Show every line below where "Lithium" can be found.

Raw data
^^^^^^^^^^^^^^^^

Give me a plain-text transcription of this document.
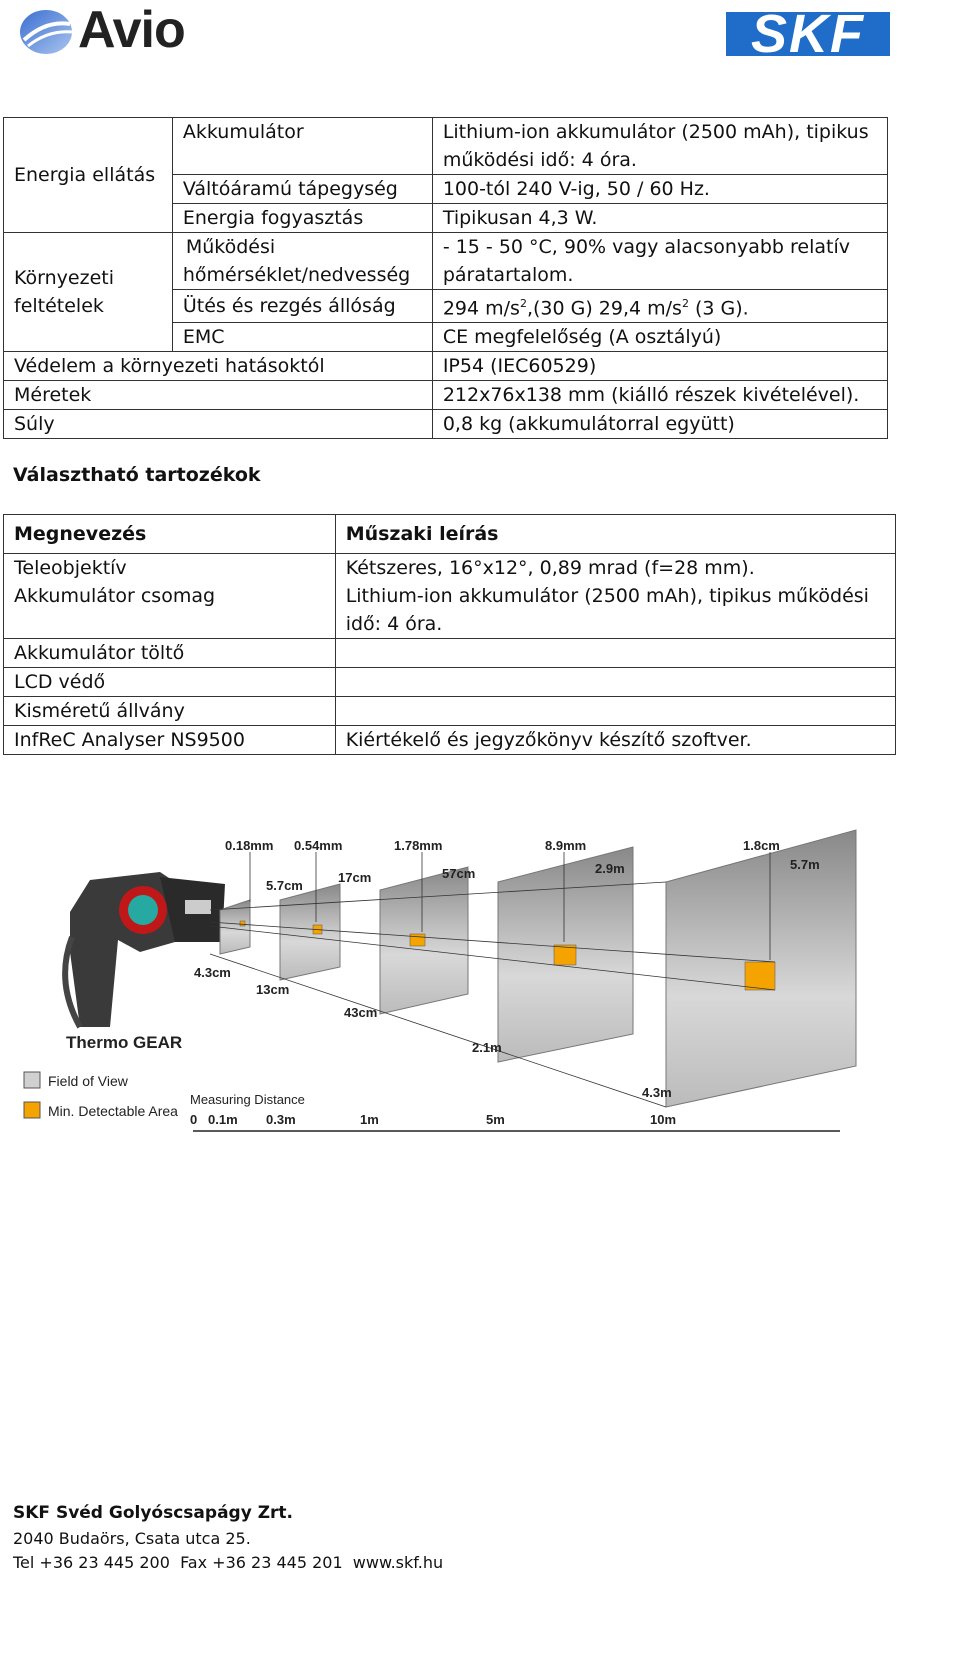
Avio	SKF
Energia ellátás	Akkumulátor	Lithium-ion akkumulátor (2500 mAh), tipikus
működési idő: 4 óra.
	Váltóáramú tápegység	100-tól 240 V-ig, 50 / 60 Hz.
	Energia fogyasztás	Tipikusan 4,3 W.
Környezeti
feltételek	Működési
hőmérséklet/nedvesség	- 15 - 50 °C, 90% vagy alacsonyabb relatív
páratartalom.
	Ütés és rezgés állóság	294 $m/s^2,(30$ G) 29,4 $m/s^2$ (3 G).
	EMC	CE megfelelőség (A osztályú)
Védelem a környezeti hatásoktól		IP54 (IEC60529)
Méretek		212x76x138 mm (kiálló részek kivételével).
Súly		0,8 kg (akkumulátorral együtt)
Választható tartozékok
Megnevezés	Műszaki leírás
Teleobjektív	Kétszeres, 16°x12°, 0,89 mrad (f=28 mm).
Akkumulátor csomag	Lithium-ion akkumulátor (2500 mAh), tipikus működési idő: 4 óra.
Akkumulátor töltő	
LCD védő	
Kisméretű állvány	
InfReC Analyser NS9500	Kiértékelő és jegyzőkönyv készítő szoftver.
Thermo GEAR
0.18mm 0.54mm	1.78mm	8.9mm	1.8cm
5.7cm
17cm	57cm	2.9m	5.7m
4.3cm
13cm
43cm
2.1m
4.3m
Field of View
Min. Detectable Area
Measuring Distance
0 0.1m 0.3m	1m	5m	10m
SKF Svéd Golyóscsapágy Zrt.
2040 Budaörs, Csata utca 25.
Tel +36 23 445 200  Fax +36 23 445 201  www.skf.hu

^^^^^^^^^^^^^^^^

Answer for the task
Energia ellátás	Akkumulátor	Lithium-ion akkumulátor (2500 mAh), tipikus
Akkumulátor csomag	Lithium-ion akkumulátor (2500 mAh), tipikus működési idő: 4 óra.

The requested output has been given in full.